** START Page **
Re: Migration error " invalid byte sequence for encoding "UTF8": 0xff " from mysql 5.5 to postgresql 9.1 - Mailing list pgsql-general

From Albe Laurenz
Subject Re: Migration error " invalid byte sequence for encoding "UTF8": 0xff " from mysql 5.5 to postgresql 9.1
Date
Msg-id A737B7A37273E048B164557ADEF4A58B17D16B2D@ntex2010i.host.magwien.gv.at
Whole thread Raw
In response to Re: Migration error " invalid byte sequence for encoding "UTF8": 0xff " from mysql 5.5 to postgresql 9.1  (sunpeng <bluevaley@gmail.com>)
Responses Re: Migration error " invalid byte sequence for encoding "UTF8": 0xff " from mysql 5.5 to postgresql 9.1  (sunpeng <bluevaley@gmail.com>)
** END Page **
To be done
a – According to the mailing list page, who sent this reply?
b – In the listing, substitute "near bonds" for "front bonds". Begin at the first line of the listing, stop after the line that has "- bar chart: F: [561, 848, 573, 870]", and give back only those lines.
** START Provided material **
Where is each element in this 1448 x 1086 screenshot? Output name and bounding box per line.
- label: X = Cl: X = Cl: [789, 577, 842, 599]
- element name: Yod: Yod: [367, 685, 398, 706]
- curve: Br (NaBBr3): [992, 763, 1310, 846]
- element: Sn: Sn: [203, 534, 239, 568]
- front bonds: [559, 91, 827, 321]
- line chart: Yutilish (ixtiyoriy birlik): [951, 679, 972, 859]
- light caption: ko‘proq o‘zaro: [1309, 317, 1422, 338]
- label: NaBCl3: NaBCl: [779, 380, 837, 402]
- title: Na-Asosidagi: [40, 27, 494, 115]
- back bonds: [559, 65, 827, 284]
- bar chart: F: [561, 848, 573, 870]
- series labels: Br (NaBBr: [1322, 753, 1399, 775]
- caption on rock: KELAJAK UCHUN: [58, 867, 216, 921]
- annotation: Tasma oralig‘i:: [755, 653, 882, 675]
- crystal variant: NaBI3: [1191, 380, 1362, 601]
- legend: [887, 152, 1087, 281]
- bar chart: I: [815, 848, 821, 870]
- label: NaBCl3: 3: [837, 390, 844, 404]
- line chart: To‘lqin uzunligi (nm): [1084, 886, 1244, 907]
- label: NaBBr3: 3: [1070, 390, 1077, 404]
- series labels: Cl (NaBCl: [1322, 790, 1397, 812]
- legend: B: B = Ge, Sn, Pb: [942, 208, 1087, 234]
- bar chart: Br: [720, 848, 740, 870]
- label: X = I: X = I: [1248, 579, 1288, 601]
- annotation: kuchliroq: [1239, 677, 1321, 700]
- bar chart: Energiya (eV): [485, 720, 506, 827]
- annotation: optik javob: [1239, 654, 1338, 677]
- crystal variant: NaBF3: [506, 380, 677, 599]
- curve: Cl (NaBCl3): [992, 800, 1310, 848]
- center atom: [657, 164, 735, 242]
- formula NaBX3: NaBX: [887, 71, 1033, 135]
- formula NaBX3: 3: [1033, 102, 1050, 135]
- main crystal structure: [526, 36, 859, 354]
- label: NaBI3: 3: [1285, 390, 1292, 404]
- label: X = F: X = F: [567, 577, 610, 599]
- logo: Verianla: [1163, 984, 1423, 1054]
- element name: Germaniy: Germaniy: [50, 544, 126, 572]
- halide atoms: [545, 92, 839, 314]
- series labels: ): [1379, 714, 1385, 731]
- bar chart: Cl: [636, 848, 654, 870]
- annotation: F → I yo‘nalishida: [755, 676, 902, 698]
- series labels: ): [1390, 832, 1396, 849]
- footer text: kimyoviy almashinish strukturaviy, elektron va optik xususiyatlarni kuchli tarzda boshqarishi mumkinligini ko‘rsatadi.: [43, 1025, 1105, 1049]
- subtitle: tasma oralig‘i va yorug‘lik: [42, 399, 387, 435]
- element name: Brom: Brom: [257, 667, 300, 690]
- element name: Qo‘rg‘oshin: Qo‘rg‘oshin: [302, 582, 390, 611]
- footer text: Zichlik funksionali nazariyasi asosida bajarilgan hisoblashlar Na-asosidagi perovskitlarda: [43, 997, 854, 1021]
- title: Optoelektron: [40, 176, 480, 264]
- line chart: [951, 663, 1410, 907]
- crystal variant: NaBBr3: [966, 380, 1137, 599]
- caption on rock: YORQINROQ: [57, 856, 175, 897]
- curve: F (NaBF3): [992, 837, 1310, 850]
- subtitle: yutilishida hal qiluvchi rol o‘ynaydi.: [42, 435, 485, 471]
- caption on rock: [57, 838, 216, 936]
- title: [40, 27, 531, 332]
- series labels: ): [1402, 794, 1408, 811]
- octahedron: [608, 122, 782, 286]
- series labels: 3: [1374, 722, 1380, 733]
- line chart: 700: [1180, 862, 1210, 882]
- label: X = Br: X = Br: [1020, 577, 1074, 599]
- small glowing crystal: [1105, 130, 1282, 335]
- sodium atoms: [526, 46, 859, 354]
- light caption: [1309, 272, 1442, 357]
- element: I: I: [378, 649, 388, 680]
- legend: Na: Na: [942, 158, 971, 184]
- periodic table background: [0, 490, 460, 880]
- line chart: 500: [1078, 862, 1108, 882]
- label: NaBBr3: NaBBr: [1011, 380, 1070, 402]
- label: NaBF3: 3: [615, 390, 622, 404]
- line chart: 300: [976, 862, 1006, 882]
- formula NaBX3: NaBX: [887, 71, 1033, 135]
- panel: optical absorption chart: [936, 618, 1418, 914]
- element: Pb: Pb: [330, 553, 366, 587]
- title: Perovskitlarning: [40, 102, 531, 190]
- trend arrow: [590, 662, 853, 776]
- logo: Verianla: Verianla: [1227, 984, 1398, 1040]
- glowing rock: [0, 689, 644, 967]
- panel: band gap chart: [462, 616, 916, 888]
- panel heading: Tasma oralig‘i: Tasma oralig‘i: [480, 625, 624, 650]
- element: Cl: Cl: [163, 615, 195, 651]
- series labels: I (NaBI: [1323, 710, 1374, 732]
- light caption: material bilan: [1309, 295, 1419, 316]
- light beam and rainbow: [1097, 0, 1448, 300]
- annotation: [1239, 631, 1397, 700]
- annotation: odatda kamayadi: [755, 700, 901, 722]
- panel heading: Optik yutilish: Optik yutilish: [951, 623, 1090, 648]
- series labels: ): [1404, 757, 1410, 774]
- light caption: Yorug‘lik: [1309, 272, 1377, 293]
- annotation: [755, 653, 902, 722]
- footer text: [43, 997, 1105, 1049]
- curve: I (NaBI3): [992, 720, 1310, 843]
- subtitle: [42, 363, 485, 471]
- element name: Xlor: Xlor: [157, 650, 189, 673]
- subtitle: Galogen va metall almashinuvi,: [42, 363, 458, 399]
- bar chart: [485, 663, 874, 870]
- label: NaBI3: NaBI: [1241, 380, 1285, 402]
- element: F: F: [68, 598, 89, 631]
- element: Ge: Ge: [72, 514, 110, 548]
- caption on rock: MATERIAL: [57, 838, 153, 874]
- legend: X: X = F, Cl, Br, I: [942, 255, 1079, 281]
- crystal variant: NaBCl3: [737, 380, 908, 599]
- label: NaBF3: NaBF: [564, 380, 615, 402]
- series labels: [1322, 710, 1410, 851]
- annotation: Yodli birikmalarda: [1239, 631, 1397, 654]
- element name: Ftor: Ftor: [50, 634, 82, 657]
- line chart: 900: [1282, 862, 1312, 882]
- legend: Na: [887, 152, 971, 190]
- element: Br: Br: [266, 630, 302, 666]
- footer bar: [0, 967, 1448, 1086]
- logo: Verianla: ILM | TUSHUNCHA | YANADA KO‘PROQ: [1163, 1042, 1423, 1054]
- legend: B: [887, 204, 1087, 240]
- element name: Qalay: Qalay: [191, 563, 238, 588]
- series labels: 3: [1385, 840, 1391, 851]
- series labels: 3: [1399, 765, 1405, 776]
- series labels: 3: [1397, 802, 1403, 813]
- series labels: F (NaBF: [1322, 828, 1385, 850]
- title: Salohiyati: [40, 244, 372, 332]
** END Provided material **
Written answers
a – Albe Laurenz

b –
Where is each element in this 1448 x 1086 screenshot? Output name and bounding box per line.
- label: X = Cl: X = Cl: [789, 577, 842, 599]
- element name: Yod: Yod: [367, 685, 398, 706]
- curve: Br (NaBBr3): [992, 763, 1310, 846]
- element: Sn: Sn: [203, 534, 239, 568]
- near bonds: [559, 91, 827, 321]
- line chart: Yutilish (ixtiyoriy birlik): [951, 679, 972, 859]
- light caption: ko‘proq o‘zaro: [1309, 317, 1422, 338]
- label: NaBCl3: NaBCl: [779, 380, 837, 402]
- title: Na-Asosidagi: [40, 27, 494, 115]
- back bonds: [559, 65, 827, 284]
- bar chart: F: [561, 848, 573, 870]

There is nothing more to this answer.